# DO THIS:
Return a copy of every line in the records that includes the word "angle".

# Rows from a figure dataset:
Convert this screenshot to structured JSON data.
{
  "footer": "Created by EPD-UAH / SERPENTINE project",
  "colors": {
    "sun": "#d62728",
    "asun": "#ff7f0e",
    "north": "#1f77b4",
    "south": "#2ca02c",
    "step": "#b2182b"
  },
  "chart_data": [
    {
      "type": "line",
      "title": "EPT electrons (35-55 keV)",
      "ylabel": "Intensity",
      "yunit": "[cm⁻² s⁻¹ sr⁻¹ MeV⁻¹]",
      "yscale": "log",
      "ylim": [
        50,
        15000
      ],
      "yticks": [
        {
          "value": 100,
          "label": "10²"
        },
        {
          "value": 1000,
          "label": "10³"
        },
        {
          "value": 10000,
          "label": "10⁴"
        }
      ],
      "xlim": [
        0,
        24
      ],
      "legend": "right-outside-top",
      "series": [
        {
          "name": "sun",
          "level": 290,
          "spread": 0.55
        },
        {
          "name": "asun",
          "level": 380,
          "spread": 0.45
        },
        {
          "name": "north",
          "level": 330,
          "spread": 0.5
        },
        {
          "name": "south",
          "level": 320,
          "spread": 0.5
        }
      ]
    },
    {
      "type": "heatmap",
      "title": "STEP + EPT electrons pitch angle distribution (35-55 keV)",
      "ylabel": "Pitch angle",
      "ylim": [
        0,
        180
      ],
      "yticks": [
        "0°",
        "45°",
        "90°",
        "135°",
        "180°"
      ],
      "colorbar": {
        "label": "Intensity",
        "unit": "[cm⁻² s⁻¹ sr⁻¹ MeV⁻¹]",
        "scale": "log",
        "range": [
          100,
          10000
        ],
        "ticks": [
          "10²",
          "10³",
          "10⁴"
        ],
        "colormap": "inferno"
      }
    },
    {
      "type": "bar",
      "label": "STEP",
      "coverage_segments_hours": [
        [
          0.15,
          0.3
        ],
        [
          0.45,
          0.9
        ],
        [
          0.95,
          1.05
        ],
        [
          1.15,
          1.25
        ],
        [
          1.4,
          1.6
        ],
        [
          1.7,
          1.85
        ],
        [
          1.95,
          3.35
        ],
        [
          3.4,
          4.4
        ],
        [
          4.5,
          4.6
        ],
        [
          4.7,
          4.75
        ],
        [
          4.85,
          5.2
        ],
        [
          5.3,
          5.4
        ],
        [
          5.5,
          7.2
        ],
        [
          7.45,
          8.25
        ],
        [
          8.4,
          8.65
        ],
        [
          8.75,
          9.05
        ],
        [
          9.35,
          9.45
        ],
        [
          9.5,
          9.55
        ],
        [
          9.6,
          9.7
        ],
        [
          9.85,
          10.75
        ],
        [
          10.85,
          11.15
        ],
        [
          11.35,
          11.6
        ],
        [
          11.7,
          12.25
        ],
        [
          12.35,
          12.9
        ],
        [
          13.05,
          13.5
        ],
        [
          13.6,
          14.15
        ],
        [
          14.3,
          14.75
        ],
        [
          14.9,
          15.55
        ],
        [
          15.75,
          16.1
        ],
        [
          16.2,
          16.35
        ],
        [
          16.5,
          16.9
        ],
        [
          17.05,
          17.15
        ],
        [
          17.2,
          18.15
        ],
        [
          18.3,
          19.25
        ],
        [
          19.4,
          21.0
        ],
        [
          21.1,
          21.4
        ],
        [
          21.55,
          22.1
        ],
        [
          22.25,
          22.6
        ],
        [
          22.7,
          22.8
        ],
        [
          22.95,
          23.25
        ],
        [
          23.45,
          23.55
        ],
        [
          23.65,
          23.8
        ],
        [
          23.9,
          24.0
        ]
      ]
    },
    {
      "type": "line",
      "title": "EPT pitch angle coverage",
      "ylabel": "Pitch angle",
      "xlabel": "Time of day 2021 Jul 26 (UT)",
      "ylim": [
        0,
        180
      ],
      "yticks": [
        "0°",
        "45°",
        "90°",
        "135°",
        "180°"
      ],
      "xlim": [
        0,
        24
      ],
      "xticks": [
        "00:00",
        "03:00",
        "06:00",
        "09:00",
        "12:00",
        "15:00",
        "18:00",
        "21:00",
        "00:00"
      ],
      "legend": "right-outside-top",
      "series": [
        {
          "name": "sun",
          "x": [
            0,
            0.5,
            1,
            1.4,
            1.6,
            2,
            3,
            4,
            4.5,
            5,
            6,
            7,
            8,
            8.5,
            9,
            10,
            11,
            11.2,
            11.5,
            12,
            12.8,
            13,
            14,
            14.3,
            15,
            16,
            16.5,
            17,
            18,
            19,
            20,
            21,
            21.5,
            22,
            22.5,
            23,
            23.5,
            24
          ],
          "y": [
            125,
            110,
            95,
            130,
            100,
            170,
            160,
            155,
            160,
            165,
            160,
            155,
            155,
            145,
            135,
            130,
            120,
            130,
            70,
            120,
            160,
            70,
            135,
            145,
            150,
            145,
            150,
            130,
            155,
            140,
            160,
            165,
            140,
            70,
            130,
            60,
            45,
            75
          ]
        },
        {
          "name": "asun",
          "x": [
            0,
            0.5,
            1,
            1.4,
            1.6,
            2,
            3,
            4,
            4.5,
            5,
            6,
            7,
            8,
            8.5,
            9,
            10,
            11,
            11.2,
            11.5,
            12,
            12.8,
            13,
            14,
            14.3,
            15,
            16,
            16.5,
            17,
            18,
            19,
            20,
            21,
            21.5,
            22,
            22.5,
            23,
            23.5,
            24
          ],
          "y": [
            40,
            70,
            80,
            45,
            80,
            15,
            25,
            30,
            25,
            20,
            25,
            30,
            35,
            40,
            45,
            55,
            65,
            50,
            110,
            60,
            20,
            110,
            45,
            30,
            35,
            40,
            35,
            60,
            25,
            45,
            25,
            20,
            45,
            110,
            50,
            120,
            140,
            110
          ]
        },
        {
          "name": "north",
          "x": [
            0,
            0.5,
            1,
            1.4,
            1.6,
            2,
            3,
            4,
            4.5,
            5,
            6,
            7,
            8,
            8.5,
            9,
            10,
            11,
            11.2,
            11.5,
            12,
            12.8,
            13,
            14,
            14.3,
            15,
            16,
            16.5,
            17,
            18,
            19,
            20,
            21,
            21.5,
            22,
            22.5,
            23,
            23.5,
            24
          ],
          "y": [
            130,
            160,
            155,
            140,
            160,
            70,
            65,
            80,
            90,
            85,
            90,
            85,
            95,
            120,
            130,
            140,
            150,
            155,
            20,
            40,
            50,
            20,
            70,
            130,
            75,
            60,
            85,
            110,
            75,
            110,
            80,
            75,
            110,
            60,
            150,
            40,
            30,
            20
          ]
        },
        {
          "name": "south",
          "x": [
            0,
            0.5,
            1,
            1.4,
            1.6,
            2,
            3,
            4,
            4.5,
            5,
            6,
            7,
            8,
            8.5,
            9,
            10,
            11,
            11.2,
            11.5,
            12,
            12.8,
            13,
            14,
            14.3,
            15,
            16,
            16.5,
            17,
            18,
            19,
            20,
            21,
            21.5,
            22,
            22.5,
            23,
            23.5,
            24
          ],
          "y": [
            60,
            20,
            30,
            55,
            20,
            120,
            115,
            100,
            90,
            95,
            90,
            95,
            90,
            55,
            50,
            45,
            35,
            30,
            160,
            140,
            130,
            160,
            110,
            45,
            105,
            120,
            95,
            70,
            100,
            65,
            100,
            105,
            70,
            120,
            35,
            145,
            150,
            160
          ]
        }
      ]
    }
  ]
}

# EXERCISE ANSWER:
      "title": "STEP + EPT electrons pitch angle distribution (35-55 keV)",
      "ylabel": "Pitch angle",
      "title": "EPT pitch angle coverage",
      "ylabel": "Pitch angle",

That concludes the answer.